* Start Exercise inputs *

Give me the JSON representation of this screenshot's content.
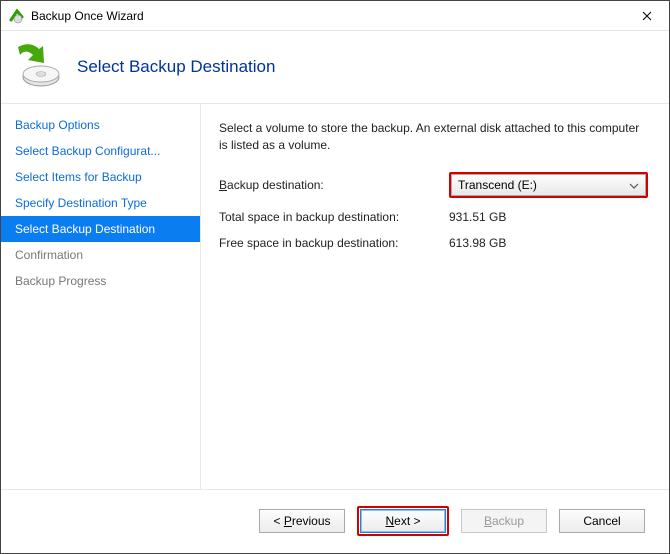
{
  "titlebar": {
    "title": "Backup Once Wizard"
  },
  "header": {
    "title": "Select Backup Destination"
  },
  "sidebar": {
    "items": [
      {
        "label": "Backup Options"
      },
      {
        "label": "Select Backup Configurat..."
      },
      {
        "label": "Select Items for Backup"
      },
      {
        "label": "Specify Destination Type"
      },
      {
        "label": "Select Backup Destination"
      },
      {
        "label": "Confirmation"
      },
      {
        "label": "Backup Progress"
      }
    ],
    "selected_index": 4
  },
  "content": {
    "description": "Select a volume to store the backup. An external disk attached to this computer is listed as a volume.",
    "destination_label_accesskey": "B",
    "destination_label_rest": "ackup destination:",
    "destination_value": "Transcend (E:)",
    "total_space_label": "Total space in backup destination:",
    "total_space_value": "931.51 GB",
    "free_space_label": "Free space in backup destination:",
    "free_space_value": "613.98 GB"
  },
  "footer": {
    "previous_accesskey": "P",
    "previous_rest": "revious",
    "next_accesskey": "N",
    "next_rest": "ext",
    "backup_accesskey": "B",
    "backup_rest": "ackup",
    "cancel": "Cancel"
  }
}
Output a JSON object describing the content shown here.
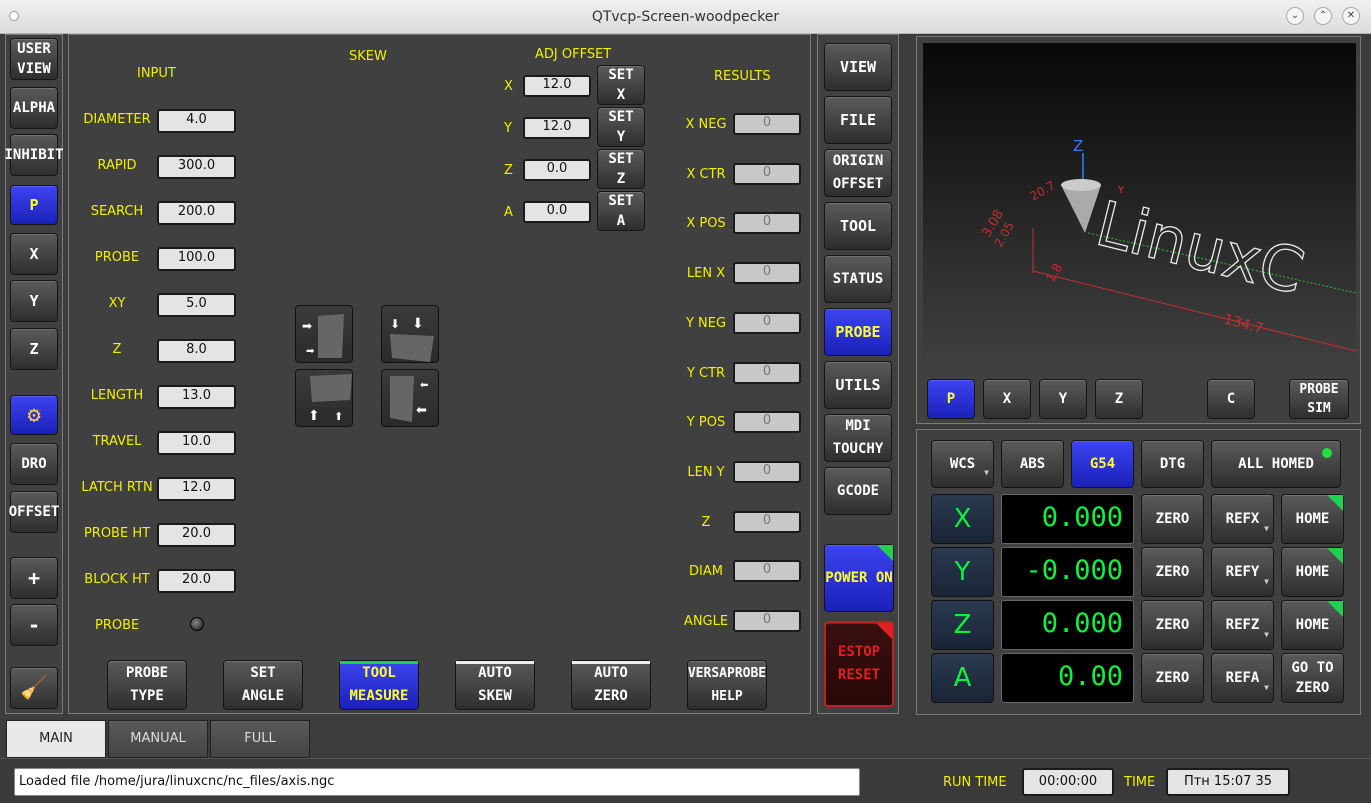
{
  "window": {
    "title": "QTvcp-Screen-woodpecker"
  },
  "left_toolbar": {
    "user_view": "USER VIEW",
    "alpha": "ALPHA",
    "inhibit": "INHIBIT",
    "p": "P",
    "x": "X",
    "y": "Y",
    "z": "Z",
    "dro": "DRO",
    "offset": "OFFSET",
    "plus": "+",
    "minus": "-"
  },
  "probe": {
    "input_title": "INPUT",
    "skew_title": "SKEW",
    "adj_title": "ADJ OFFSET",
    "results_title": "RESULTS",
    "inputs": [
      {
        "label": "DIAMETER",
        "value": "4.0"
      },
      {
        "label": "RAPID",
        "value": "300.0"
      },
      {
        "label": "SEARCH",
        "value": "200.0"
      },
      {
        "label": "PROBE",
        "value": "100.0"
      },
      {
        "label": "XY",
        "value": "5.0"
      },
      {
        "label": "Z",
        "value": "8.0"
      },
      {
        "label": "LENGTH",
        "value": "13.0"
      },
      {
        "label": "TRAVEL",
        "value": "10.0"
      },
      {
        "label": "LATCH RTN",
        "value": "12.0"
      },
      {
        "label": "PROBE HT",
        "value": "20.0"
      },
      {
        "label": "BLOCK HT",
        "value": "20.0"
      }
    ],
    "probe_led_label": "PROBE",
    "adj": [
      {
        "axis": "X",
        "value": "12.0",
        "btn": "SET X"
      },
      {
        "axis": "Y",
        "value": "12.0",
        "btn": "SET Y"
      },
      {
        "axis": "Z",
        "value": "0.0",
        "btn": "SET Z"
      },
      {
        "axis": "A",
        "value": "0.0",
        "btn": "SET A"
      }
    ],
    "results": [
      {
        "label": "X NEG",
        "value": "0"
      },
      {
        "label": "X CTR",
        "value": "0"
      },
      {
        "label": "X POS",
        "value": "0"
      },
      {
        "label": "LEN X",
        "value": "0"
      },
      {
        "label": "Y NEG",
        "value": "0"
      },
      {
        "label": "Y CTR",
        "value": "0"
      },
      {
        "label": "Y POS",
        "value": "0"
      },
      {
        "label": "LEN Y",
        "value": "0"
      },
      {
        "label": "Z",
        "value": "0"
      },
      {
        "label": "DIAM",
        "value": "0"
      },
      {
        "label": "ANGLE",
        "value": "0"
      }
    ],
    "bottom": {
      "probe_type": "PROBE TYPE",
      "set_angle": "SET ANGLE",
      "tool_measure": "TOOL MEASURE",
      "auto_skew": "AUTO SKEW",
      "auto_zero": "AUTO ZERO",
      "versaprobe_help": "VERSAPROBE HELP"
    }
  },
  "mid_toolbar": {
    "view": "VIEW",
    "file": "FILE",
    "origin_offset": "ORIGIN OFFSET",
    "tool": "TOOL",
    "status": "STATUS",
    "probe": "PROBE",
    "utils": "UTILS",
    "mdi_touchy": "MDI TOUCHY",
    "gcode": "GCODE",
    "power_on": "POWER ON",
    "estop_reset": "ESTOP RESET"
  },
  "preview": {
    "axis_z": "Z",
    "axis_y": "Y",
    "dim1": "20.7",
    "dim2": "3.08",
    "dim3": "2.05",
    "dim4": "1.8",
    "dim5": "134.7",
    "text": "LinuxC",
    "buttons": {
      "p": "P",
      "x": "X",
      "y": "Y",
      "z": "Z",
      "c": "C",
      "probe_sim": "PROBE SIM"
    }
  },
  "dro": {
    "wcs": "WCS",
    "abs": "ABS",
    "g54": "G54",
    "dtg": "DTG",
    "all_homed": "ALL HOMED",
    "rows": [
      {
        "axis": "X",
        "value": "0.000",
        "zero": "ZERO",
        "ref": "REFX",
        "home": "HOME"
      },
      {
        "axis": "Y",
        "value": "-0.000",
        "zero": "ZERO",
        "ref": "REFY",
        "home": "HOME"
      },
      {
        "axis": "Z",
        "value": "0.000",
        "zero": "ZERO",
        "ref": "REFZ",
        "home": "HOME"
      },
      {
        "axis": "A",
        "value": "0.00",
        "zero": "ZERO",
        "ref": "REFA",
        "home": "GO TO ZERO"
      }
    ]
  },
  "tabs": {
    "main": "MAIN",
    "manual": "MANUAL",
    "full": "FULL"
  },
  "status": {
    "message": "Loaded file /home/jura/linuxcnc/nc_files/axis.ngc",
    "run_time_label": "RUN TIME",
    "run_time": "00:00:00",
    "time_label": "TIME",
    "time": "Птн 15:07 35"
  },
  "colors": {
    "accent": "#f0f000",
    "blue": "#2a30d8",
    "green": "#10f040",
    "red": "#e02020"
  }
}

* End Exercise inputs *
* Start Exercise inputs *

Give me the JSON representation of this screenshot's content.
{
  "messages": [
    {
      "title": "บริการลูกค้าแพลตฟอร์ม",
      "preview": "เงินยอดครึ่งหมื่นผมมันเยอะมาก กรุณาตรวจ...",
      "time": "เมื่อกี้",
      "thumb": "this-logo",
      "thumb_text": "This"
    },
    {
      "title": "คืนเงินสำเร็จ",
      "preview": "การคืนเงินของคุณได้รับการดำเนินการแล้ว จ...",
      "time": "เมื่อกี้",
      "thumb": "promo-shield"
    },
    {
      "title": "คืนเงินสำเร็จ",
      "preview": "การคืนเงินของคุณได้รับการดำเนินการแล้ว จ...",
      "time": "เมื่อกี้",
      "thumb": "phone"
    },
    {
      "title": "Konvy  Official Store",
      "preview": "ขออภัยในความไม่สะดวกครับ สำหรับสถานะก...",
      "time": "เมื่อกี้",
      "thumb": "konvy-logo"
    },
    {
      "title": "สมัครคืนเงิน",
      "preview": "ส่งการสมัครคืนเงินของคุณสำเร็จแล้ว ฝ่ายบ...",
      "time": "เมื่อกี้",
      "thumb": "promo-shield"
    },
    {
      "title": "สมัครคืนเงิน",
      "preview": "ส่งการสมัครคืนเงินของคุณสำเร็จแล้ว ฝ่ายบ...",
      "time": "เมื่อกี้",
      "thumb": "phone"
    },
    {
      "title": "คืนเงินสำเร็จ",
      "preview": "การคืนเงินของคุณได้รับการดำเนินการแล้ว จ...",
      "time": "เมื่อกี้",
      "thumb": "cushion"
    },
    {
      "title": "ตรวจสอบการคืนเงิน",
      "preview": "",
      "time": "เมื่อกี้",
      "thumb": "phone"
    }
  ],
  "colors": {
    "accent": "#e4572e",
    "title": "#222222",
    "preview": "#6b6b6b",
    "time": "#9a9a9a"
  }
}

* End Exercise inputs *

Exercise aim
In the listing above, how many lines include the word "OFFSET"? Answer with the number and nothing more.

Exercise result
3